TEXT PASSAGE |
Observation data (J2000 epoch)
- Constellation: Centaurus
- Right ascension: 13^{h} 24^{m} 45.6245^{s}
- Declination: −37° 40′ 55.852″
- Redshift: 0.004913 ± 0.000023
- Heliocentric radial velocity: 1,473 ± 7 km/s
- Distance: 82 ± 6.7 Mly (25.15 ± 2.1 Mpc)
- Group or cluster: NGC 5121 Group
- Apparent magnitude (V): 10.7

Characteristics
- Type: SA(rs)a
- Size: ~55,000 ly (17 kpc) (estimated)
- Apparent size (V): 1.9′ × 1.5′

Other designations
- ESO 382- G 057, AM 1321-372, IRAS 13219-3725, MCG -06-29-035, PGC 46896

= NGC 5121 =

Galaxy in the constellation Centaurus

NGC 5121 is an unbarred spiral galaxy in the constellation Centaurus. The galaxy lies about 80 million light years away from Earth, which means, given its apparent dimensions, that NGC 5121 is approximately 55,000 light years across. It was discovered by John Herschel on June 26, 1834.

SUPPLIED RECORDS |
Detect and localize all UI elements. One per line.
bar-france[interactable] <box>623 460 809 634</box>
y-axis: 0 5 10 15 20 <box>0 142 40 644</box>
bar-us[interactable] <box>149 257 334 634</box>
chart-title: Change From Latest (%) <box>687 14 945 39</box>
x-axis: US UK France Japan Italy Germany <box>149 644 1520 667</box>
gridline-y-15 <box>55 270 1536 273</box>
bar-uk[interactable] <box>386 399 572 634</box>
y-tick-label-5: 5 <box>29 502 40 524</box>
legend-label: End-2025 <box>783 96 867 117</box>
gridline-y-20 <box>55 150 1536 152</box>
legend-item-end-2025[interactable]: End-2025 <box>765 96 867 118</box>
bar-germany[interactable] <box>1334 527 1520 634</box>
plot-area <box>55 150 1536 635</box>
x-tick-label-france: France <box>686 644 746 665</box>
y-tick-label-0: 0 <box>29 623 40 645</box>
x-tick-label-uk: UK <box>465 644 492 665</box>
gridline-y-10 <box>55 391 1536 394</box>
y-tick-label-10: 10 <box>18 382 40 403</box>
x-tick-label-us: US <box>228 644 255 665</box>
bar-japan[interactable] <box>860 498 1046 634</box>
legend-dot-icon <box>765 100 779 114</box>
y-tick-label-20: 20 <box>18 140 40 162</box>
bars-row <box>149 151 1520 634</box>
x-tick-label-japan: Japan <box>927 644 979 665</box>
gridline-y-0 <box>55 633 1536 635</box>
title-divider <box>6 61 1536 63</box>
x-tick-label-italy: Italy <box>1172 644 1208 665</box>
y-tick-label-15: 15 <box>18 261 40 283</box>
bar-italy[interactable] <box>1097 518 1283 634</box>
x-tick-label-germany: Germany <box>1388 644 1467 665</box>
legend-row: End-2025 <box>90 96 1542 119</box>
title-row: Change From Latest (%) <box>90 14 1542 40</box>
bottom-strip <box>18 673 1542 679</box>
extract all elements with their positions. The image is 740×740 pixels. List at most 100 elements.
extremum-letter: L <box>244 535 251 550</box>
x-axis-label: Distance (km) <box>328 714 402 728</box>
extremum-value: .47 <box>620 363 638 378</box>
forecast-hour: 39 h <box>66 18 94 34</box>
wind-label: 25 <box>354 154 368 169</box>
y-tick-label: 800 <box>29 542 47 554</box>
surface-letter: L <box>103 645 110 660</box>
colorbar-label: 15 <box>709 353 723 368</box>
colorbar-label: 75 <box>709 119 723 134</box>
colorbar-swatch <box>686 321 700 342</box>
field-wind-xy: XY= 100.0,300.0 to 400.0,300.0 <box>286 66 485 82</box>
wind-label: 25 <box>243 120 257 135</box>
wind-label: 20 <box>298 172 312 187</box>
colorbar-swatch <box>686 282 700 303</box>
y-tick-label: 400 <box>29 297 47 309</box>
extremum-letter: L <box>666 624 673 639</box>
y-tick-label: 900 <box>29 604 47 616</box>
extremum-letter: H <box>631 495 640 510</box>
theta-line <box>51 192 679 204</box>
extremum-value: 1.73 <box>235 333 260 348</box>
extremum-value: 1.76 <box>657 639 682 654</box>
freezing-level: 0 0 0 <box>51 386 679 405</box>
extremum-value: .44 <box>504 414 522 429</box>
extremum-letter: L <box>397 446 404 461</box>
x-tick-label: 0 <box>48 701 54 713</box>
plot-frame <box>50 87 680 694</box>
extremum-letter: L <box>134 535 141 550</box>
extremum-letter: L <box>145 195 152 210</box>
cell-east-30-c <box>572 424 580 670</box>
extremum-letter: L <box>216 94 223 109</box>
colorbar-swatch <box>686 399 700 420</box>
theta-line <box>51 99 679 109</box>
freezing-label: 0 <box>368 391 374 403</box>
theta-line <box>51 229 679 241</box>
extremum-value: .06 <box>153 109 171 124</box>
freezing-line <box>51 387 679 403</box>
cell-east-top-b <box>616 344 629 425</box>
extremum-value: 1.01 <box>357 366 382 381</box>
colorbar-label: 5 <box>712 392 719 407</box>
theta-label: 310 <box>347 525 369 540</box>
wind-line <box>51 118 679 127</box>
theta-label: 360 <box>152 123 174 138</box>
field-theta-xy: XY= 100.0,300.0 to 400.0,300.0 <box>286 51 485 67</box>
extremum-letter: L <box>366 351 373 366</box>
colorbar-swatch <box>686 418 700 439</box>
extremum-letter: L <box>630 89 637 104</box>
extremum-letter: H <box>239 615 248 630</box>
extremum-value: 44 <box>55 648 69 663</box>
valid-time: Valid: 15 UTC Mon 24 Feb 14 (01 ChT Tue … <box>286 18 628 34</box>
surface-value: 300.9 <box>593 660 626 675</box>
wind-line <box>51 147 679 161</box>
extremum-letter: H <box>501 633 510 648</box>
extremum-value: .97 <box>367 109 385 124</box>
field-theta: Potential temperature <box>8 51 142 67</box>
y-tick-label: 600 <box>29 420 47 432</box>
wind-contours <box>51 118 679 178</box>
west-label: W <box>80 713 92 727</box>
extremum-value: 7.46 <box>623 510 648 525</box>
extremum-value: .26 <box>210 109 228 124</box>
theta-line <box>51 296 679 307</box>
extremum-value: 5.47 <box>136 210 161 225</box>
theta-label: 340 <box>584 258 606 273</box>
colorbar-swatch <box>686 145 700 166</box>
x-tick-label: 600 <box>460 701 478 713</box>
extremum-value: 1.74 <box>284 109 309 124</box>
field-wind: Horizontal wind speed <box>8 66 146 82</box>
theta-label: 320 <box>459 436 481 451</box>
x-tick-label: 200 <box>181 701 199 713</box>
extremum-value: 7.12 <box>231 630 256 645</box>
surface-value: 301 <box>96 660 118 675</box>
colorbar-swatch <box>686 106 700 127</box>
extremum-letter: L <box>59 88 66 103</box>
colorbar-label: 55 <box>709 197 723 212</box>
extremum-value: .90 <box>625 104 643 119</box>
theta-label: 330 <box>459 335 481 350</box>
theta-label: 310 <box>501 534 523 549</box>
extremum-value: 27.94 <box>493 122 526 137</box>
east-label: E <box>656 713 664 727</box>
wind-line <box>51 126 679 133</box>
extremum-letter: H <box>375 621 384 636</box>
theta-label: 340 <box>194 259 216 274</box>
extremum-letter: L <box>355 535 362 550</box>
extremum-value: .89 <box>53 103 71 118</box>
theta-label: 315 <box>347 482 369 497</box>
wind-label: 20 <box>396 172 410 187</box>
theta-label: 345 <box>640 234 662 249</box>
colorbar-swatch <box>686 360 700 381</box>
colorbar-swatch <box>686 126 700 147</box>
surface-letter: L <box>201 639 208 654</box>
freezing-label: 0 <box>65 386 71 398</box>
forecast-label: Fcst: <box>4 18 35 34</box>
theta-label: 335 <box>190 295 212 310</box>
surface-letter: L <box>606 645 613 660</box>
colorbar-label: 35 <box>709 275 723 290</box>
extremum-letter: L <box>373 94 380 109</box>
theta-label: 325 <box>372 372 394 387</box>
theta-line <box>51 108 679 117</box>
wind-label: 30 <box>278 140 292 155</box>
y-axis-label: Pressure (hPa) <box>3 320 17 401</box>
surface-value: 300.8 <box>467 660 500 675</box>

PROBLEMS AND TASKS |
(a) Repeat the stretch of the NGC 5121 passage from "Observation data (J2000" through "(25.15 ± 2.1 Mpc)".
(b) Write the next part of the NGC 5121 passage, picking up after its final sentence.
The material has no connection to the NGC 5121 passage.

ANSWERS BY ITEM |
(a)
Observation data (J2000 epoch)
- Constellation: Centaurus
- Right ascension: 13^{h} 24^{m} 45.6245^{s}
- Declination: −37° 40′ 55.852″
- Redshift: 0.004913 ± 0.000023
- Heliocentric radial velocity: 1,473 ± 7 km/s
- Distance: 82 ± 6.7 Mly (25.15 ± 2.1 Mpc)

(b)
The galaxy has a bright nucleus, which is inactive. The nuclear region appears elongated, maybe due to the presence of a bar. The isophotes of the bulge appear circular towards the centre but become elliptical at its outer regions. The galaxy is unbarred. The bulge is surrounded by a low surface brightness disk. The disk features a spiral pattern with multiple tightly wound spiral arms. The spiral pattern is subtle and thus the galaxy had been classified in the past as a lenticular galaxy.

NGC 5121 is the foremost galaxy of the NGC 5121 Group, also known as LGG 349. Other members of the group include ESO 382- 45, ESO 324- 23, ESO 382- 31, NGC 5121A, and ESO 324- 26.